[Exercise goal]:
Answer these questions about the parenting essay:
(a) How many years ago did the writer's daughter have the super-positive kindergarten teacher?
(b) In the depressing social media photos the essay describes, what are the kids holding?
(c) What does the writer want empty nesters to stop doing?

::: Selected passage :::

I know it goes so fast. I know it could always be worse. I know that every cloud has a silver freaking lining.
I know because the internet has been telling me this for years, along with that cute little old lady I bumped into at the grocery store, my neighbor, and the always super-positive kindergarten teacher my daughter had four years ago.
The truth is, I want people to stop telling me to look on the bright side of every bad situation I encounter as a parent. I want empty nesters to stop clutching their hearts and sighing dreamily as they gaze at my misbehaving toddler. Because as a parent, some days just suck, and there isn’t much of a bright side, and we don’t need everyone, and their grandma, insisting there is.
I don’t blame those people for always looking through rose-colored, super-annoyingly positive glasses. I’m happy that they now see things positively in hindsight. And I’m happy for those people who are so happy in the present moment too.
You know the ones I’m talking about. They always laugh off your miserable complaints. They leave comments on your depressing photos on social media of all of your kids holding puke buckets, and say something like, “Enjoy every second! They’ll be gone before you know it!” or “Look on the bright side, at least it isn’t lice!”
No. Stop it.
Just because we don’t have creepy-crawlies living on our heads doesn’t mean we aren’t all currently in a state of misery right now. And it’s okay for me to moan and groan about it.
Sometimes I’d just like to feel like the world will let me experience my emotions for just a minute. Yes, tomorrow is a new day. Praise all that is holy for that. But right now? I just need you to let me feel sad, or pissed off, or depressed before I pick myself up and carry on.

::: Information provided :::

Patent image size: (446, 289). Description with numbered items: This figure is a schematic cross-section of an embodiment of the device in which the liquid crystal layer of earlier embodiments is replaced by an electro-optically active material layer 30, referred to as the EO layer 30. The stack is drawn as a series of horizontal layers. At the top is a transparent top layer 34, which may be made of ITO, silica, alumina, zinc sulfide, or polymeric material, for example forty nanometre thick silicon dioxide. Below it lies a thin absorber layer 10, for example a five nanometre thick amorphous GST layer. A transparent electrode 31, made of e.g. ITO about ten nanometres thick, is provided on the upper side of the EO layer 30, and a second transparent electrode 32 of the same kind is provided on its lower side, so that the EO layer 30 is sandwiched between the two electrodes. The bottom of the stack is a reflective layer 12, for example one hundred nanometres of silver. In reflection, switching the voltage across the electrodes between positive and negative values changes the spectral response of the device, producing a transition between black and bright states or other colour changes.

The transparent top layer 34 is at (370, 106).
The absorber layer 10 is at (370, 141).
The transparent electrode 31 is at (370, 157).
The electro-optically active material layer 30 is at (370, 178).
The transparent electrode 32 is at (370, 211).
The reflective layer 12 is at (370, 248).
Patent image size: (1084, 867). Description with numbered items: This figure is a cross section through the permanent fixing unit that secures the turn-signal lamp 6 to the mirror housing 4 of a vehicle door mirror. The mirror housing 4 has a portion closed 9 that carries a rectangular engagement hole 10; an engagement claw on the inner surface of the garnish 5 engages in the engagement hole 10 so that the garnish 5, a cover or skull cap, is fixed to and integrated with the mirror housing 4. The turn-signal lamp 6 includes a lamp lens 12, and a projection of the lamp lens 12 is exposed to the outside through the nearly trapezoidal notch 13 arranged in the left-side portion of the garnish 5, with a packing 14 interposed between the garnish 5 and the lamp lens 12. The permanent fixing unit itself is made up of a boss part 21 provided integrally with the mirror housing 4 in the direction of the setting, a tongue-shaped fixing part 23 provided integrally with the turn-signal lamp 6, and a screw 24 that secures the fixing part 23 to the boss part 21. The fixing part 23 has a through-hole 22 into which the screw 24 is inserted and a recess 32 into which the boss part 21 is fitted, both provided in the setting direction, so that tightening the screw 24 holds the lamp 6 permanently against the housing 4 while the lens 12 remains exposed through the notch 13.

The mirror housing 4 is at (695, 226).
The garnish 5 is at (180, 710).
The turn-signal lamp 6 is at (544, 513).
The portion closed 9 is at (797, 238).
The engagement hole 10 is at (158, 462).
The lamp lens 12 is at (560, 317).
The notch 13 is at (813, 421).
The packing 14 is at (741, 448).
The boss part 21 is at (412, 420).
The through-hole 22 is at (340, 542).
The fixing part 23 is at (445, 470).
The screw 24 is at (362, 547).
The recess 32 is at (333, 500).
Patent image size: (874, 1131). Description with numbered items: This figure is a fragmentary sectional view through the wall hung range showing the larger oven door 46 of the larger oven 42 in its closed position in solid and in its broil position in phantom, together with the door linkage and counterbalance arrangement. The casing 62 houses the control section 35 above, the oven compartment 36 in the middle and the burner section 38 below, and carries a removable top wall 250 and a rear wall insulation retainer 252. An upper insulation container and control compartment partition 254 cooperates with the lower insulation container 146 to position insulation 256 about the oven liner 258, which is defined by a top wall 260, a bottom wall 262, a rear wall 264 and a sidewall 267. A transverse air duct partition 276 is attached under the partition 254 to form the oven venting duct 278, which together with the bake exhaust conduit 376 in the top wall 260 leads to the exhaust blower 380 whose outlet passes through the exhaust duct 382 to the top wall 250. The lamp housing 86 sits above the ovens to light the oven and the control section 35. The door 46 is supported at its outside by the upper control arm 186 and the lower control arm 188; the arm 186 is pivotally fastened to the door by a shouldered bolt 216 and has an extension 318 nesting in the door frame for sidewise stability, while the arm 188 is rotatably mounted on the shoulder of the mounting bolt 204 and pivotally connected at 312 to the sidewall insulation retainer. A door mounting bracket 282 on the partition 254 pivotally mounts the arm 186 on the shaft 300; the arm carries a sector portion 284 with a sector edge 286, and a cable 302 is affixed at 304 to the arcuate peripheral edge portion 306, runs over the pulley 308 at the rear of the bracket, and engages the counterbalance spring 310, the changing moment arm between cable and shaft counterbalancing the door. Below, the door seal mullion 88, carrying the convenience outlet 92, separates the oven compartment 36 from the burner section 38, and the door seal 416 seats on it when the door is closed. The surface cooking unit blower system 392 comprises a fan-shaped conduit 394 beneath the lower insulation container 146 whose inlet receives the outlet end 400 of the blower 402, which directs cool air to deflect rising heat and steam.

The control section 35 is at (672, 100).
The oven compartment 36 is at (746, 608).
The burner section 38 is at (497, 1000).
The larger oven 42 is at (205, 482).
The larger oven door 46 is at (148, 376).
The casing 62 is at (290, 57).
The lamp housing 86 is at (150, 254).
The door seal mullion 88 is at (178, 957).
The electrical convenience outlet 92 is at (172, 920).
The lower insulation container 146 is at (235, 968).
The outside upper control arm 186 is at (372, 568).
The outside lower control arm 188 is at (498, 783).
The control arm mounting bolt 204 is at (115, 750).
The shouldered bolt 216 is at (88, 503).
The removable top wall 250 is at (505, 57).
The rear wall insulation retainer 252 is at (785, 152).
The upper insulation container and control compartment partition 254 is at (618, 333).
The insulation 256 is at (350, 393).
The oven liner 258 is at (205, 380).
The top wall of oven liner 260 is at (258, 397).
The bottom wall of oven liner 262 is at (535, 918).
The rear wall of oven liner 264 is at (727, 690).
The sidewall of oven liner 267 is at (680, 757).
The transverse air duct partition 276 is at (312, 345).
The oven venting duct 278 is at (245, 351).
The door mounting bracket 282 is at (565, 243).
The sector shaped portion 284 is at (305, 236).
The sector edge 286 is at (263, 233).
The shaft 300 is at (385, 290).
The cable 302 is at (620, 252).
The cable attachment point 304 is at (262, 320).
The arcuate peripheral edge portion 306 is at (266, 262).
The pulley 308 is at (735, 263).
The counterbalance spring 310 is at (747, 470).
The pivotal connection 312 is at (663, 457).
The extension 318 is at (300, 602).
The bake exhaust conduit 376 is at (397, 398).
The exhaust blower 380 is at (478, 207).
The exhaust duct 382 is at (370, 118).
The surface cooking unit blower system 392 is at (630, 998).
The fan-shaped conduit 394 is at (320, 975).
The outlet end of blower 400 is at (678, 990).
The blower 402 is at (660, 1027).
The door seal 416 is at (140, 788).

:::

[Result below]:
(a) Four years ago.
(b) Puke buckets.
(c) Clutching their hearts and sighing dreamily as they gaze at the writer's misbehaving toddler.